[start of PROVIDED MATERIAL]
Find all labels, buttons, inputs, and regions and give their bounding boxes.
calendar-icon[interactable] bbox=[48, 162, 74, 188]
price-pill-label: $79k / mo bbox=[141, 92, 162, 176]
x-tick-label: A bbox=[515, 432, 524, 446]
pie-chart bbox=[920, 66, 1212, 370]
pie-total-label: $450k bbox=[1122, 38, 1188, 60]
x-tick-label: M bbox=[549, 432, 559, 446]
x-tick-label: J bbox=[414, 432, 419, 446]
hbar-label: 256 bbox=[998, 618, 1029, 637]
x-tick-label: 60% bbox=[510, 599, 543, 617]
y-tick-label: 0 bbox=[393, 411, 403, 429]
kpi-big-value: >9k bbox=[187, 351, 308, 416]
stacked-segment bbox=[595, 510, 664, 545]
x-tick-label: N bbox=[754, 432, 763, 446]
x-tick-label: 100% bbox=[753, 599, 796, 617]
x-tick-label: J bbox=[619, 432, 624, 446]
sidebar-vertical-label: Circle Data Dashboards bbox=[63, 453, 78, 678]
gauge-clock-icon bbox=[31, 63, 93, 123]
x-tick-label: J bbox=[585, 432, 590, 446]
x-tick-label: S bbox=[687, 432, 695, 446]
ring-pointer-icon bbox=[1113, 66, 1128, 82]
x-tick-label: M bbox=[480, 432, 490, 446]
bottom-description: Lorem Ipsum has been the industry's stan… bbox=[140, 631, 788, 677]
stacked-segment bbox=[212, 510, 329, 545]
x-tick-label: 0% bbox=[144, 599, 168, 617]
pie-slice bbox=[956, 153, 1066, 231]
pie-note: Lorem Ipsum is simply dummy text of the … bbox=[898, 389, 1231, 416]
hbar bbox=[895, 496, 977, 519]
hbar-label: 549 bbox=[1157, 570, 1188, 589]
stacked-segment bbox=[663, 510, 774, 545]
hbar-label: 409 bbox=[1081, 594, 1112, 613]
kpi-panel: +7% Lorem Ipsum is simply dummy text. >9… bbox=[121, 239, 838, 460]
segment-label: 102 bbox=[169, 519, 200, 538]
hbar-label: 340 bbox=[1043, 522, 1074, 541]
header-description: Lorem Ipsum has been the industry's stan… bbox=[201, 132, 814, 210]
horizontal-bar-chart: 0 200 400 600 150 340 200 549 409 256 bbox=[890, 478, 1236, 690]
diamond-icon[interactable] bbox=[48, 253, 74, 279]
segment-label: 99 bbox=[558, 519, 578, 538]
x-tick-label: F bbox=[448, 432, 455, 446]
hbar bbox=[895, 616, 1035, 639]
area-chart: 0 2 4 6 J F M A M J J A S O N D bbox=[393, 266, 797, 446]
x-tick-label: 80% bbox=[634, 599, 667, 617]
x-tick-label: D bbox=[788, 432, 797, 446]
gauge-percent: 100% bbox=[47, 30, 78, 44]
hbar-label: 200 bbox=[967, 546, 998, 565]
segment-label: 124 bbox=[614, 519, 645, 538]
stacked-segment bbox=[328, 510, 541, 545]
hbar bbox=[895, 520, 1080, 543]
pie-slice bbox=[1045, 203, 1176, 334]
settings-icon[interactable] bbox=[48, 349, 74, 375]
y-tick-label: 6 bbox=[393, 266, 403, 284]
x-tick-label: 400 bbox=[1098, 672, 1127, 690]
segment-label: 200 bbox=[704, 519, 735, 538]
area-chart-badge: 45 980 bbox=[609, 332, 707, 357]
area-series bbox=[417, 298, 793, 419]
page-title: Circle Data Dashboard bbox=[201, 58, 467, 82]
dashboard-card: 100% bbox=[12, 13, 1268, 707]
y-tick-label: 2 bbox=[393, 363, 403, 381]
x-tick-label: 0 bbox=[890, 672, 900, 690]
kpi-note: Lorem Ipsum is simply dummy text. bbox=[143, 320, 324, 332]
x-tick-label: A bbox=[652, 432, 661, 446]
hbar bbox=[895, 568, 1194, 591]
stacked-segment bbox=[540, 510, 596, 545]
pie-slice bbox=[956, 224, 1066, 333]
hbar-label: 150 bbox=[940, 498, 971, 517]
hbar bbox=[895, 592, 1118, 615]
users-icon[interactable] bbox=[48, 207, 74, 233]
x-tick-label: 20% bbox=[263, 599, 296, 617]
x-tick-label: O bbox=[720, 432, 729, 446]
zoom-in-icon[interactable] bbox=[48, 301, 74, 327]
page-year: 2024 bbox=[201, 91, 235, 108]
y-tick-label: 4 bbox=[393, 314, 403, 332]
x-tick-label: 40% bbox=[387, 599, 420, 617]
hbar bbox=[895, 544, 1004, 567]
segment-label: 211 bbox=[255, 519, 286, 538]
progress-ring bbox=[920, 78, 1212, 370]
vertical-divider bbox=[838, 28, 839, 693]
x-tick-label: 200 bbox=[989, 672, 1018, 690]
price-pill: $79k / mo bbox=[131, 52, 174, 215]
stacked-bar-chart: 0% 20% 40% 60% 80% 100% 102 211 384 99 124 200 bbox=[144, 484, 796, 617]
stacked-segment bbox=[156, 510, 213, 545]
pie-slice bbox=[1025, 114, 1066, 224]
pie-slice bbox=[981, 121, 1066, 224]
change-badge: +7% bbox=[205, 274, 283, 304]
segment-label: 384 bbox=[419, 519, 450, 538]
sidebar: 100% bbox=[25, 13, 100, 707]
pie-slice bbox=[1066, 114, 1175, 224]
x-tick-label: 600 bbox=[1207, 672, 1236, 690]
[end of PROVIDED MATERIAL]
▶ _SET TASK_
Can you copy all of the data above exactly, line for line?

▶ _RESPONSE BELOW_
Find all labels, buttons, inputs, and regions and give their bounding boxes.
calendar-icon[interactable] bbox=[48, 162, 74, 188]
price-pill-label: $79k / mo bbox=[141, 92, 162, 176]
x-tick-label: A bbox=[515, 432, 524, 446]
pie-chart bbox=[920, 66, 1212, 370]
pie-total-label: $450k bbox=[1122, 38, 1188, 60]
x-tick-label: M bbox=[549, 432, 559, 446]
x-tick-label: J bbox=[414, 432, 419, 446]
hbar-label: 256 bbox=[998, 618, 1029, 637]
x-tick-label: 60% bbox=[510, 599, 543, 617]
y-tick-label: 0 bbox=[393, 411, 403, 429]
kpi-big-value: >9k bbox=[187, 351, 308, 416]
stacked-segment bbox=[595, 510, 664, 545]
x-tick-label: N bbox=[754, 432, 763, 446]
x-tick-label: 100% bbox=[753, 599, 796, 617]
x-tick-label: J bbox=[619, 432, 624, 446]
sidebar-vertical-label: Circle Data Dashboards bbox=[63, 453, 78, 678]
gauge-clock-icon bbox=[31, 63, 93, 123]
x-tick-label: J bbox=[585, 432, 590, 446]
x-tick-label: S bbox=[687, 432, 695, 446]
ring-pointer-icon bbox=[1113, 66, 1128, 82]
x-tick-label: M bbox=[480, 432, 490, 446]
bottom-description: Lorem Ipsum has been the industry's stan… bbox=[140, 631, 788, 677]
stacked-segment bbox=[212, 510, 329, 545]
x-tick-label: 0% bbox=[144, 599, 168, 617]
pie-slice bbox=[956, 153, 1066, 231]
pie-note: Lorem Ipsum is simply dummy text of the … bbox=[898, 389, 1231, 416]
hbar bbox=[895, 496, 977, 519]
hbar-label: 549 bbox=[1157, 570, 1188, 589]
stacked-segment bbox=[663, 510, 774, 545]
hbar-label: 409 bbox=[1081, 594, 1112, 613]
kpi-panel: +7% Lorem Ipsum is simply dummy text. >9… bbox=[121, 239, 838, 460]
segment-label: 102 bbox=[169, 519, 200, 538]
hbar-label: 340 bbox=[1043, 522, 1074, 541]
header-description: Lorem Ipsum has been the industry's stan… bbox=[201, 132, 814, 210]
horizontal-bar-chart: 0 200 400 600 150 340 200 549 409 256 bbox=[890, 478, 1236, 690]
diamond-icon[interactable] bbox=[48, 253, 74, 279]
segment-label: 99 bbox=[558, 519, 578, 538]
x-tick-label: F bbox=[448, 432, 455, 446]
hbar bbox=[895, 616, 1035, 639]
area-chart: 0 2 4 6 J F M A M J J A S O N D bbox=[393, 266, 797, 446]
x-tick-label: 80% bbox=[634, 599, 667, 617]
x-tick-label: D bbox=[788, 432, 797, 446]
gauge-percent: 100% bbox=[47, 30, 78, 44]
hbar-label: 200 bbox=[967, 546, 998, 565]
segment-label: 124 bbox=[614, 519, 645, 538]
stacked-segment bbox=[328, 510, 541, 545]
hbar bbox=[895, 520, 1080, 543]
pie-slice bbox=[1045, 203, 1176, 334]
settings-icon[interactable] bbox=[48, 349, 74, 375]
y-tick-label: 6 bbox=[393, 266, 403, 284]
x-tick-label: 400 bbox=[1098, 672, 1127, 690]
segment-label: 200 bbox=[704, 519, 735, 538]
area-chart-badge: 45 980 bbox=[609, 332, 707, 357]
area-series bbox=[417, 298, 793, 419]
page-title: Circle Data Dashboard bbox=[201, 58, 467, 82]
dashboard-card: 100% bbox=[12, 13, 1268, 707]
y-tick-label: 2 bbox=[393, 363, 403, 381]
x-tick-label: 0 bbox=[890, 672, 900, 690]
kpi-note: Lorem Ipsum is simply dummy text. bbox=[143, 320, 324, 332]
x-tick-label: A bbox=[652, 432, 661, 446]
hbar bbox=[895, 568, 1194, 591]
stacked-segment bbox=[540, 510, 596, 545]
pie-slice bbox=[956, 224, 1066, 333]
hbar-label: 150 bbox=[940, 498, 971, 517]
hbar bbox=[895, 592, 1118, 615]
users-icon[interactable] bbox=[48, 207, 74, 233]
x-tick-label: 20% bbox=[263, 599, 296, 617]
x-tick-label: O bbox=[720, 432, 729, 446]
zoom-in-icon[interactable] bbox=[48, 301, 74, 327]
page-year: 2024 bbox=[201, 91, 235, 108]
y-tick-label: 4 bbox=[393, 314, 403, 332]
x-tick-label: 40% bbox=[387, 599, 420, 617]
hbar bbox=[895, 544, 1004, 567]
segment-label: 211 bbox=[255, 519, 286, 538]
progress-ring bbox=[920, 78, 1212, 370]
vertical-divider bbox=[838, 28, 839, 693]
x-tick-label: 200 bbox=[989, 672, 1018, 690]
price-pill: $79k / mo bbox=[131, 52, 174, 215]
stacked-bar-chart: 0% 20% 40% 60% 80% 100% 102 211 384 99 124 200 bbox=[144, 484, 796, 617]
stacked-segment bbox=[156, 510, 213, 545]
pie-slice bbox=[1025, 114, 1066, 224]
pie-slice bbox=[981, 121, 1066, 224]
change-badge: +7% bbox=[205, 274, 283, 304]
segment-label: 384 bbox=[419, 519, 450, 538]
sidebar: 100% bbox=[25, 13, 100, 707]
pie-slice bbox=[1066, 114, 1175, 224]
x-tick-label: 600 bbox=[1207, 672, 1236, 690]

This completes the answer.